[GOAL] Return every line below in which "Cortex" appears.

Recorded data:
—————
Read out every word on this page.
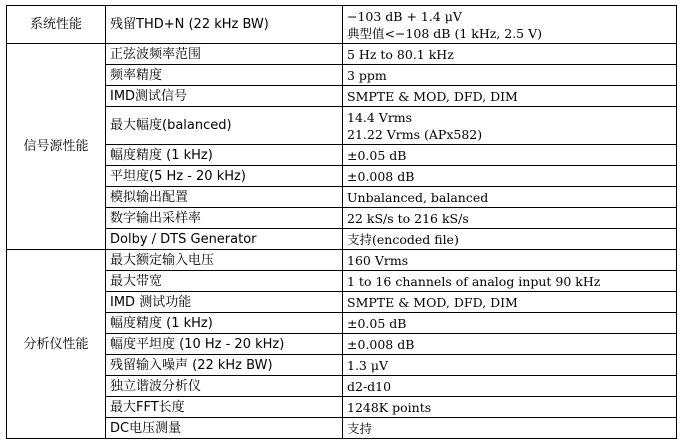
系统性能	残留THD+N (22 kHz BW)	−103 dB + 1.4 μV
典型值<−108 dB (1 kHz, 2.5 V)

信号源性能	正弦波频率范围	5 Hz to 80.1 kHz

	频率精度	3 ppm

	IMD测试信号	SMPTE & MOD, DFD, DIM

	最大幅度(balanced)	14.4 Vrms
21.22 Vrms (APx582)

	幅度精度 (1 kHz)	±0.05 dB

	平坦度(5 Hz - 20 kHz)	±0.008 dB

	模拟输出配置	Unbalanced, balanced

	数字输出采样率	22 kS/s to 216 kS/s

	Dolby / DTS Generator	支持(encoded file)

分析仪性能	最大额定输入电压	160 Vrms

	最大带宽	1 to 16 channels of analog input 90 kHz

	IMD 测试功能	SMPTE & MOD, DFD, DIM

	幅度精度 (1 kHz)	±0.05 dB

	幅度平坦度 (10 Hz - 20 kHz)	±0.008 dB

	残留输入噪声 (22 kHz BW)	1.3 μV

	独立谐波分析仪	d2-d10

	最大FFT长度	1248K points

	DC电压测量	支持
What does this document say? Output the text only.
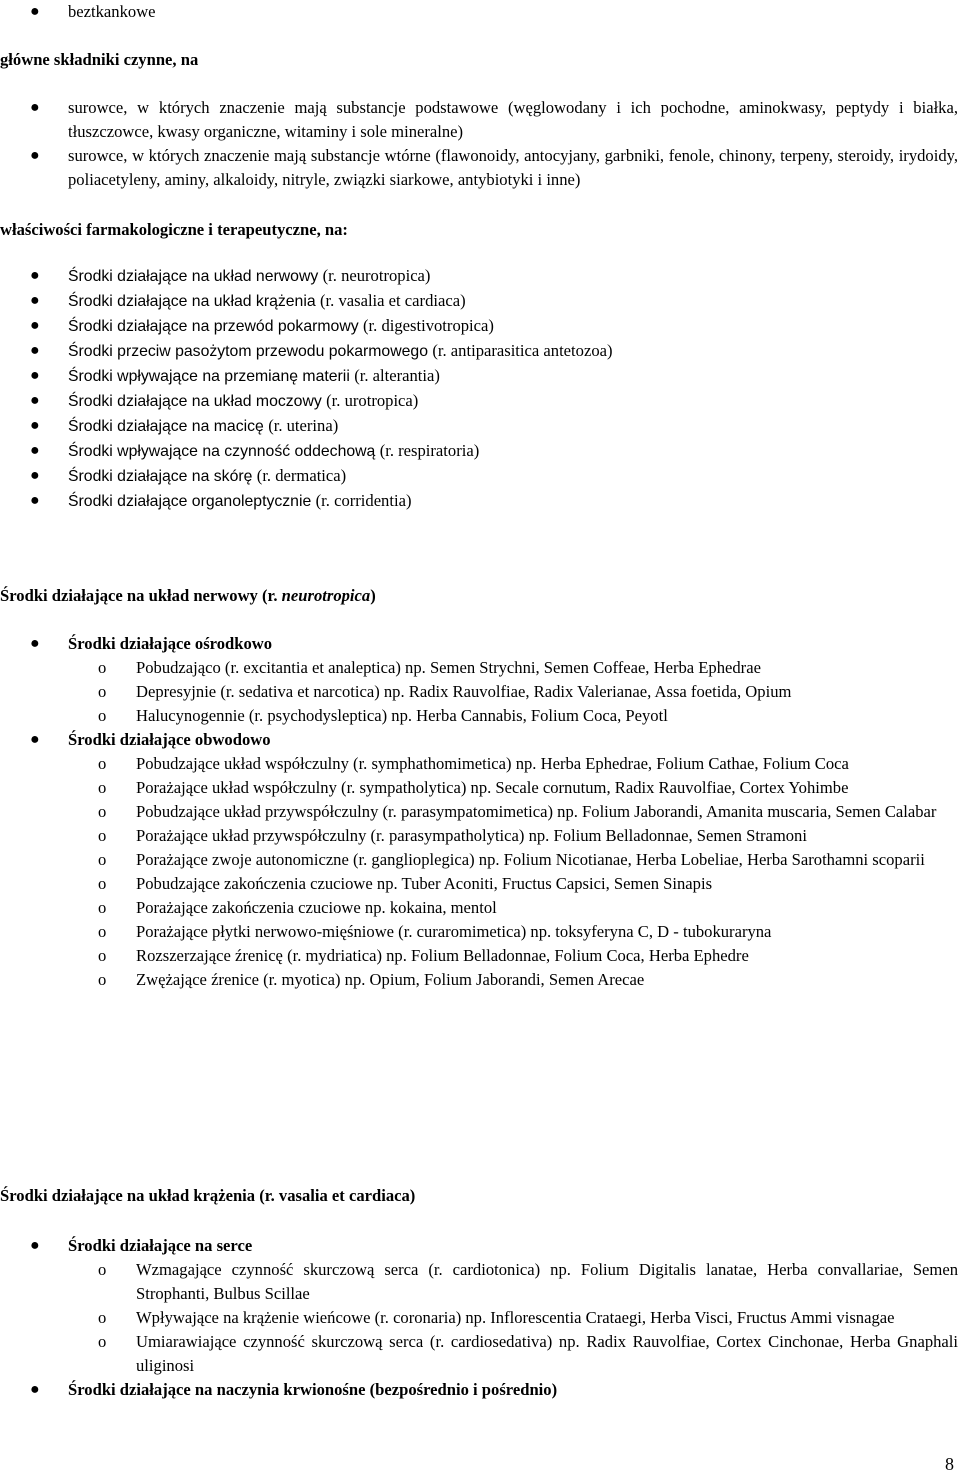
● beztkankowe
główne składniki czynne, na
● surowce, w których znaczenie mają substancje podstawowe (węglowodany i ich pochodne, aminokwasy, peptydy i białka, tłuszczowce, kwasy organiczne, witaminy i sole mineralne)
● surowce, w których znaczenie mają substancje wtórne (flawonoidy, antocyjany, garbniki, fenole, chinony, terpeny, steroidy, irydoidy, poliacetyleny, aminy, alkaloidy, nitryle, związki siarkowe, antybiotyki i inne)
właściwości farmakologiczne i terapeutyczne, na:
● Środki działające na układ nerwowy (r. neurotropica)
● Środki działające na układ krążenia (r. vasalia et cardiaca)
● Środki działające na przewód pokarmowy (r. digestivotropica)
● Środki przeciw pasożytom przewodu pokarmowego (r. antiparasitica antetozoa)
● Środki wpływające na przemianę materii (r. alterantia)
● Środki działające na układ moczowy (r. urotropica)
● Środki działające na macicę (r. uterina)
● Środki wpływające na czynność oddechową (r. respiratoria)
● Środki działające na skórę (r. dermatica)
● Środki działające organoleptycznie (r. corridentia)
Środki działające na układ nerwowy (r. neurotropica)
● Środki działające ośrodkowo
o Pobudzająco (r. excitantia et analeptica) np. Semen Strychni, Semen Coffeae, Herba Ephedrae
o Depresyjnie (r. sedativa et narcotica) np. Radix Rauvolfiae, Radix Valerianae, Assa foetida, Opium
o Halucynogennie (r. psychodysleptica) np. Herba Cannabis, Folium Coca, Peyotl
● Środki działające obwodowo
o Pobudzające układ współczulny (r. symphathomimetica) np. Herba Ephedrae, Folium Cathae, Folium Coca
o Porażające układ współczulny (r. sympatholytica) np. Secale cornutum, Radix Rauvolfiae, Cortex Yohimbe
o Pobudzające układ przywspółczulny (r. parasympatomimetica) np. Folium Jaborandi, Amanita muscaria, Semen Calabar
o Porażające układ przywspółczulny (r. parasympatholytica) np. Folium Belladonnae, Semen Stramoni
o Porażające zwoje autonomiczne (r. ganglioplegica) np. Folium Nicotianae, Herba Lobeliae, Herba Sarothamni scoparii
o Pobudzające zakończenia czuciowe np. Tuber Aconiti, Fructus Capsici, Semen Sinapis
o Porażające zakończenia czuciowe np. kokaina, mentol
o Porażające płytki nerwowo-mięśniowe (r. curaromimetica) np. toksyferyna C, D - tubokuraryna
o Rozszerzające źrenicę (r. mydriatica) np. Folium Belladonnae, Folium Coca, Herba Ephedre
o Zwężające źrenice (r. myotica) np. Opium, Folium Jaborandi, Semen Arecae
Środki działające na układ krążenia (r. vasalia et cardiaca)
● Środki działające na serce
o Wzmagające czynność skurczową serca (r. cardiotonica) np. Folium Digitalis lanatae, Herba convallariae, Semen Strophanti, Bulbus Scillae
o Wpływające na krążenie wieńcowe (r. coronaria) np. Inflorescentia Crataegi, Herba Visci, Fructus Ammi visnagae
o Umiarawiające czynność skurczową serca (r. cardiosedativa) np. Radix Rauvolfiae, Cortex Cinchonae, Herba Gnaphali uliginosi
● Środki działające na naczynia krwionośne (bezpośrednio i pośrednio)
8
—————
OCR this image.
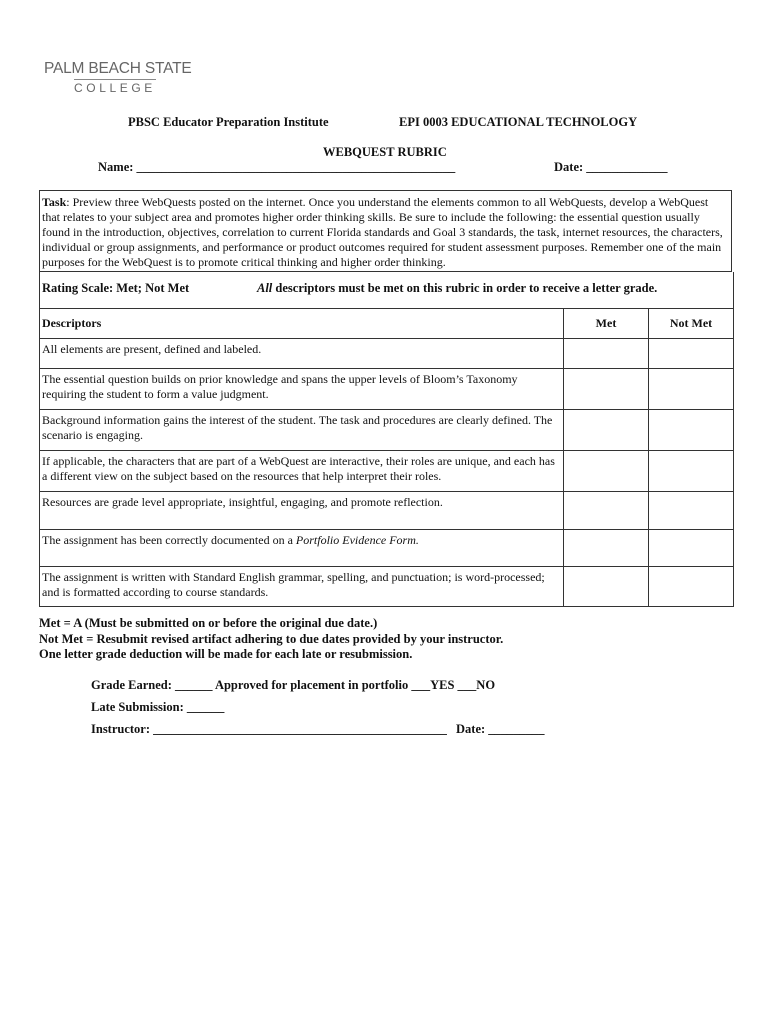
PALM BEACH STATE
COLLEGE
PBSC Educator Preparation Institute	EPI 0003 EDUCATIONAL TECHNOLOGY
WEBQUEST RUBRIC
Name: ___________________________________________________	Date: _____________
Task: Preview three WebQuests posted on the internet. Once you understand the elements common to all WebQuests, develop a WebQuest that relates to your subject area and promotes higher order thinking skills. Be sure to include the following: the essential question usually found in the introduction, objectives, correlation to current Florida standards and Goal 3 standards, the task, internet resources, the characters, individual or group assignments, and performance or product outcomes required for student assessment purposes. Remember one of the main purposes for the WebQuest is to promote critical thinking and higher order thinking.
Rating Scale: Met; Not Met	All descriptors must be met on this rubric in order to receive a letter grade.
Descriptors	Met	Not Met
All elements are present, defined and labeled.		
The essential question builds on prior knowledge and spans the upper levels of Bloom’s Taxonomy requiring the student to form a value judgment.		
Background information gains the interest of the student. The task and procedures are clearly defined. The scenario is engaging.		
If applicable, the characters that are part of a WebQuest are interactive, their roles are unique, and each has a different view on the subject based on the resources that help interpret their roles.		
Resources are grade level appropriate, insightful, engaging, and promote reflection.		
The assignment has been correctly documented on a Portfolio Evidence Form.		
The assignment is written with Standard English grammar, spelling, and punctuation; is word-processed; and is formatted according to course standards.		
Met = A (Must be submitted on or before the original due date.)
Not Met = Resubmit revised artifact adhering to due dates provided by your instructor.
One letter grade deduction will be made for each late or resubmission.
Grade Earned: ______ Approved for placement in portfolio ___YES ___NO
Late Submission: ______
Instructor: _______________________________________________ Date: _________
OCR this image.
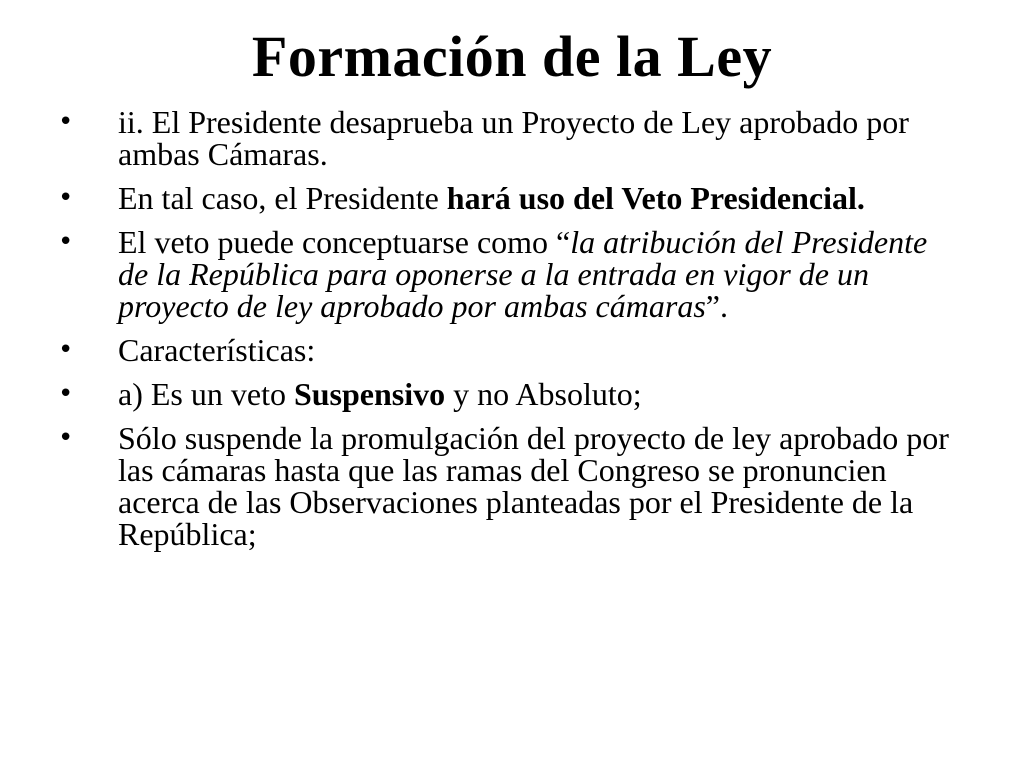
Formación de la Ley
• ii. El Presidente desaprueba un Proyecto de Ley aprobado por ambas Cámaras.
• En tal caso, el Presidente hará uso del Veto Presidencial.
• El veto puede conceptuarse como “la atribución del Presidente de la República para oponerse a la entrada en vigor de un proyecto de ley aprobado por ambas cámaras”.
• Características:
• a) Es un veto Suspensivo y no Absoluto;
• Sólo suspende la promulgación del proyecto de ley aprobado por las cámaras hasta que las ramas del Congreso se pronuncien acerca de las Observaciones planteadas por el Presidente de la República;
—————
[EXERCISE RESULT]
o Porażające układ współczulny (r. sympatholytica) np. Secale cornutum, Radix Rauvolfiae, Cortex Yohimbe
o Umiarawiające czynność skurczową serca (r. cardiosedativa) np. Radix Rauvolfiae, Cortex Cinchonae, Herba Gnaphali uliginosi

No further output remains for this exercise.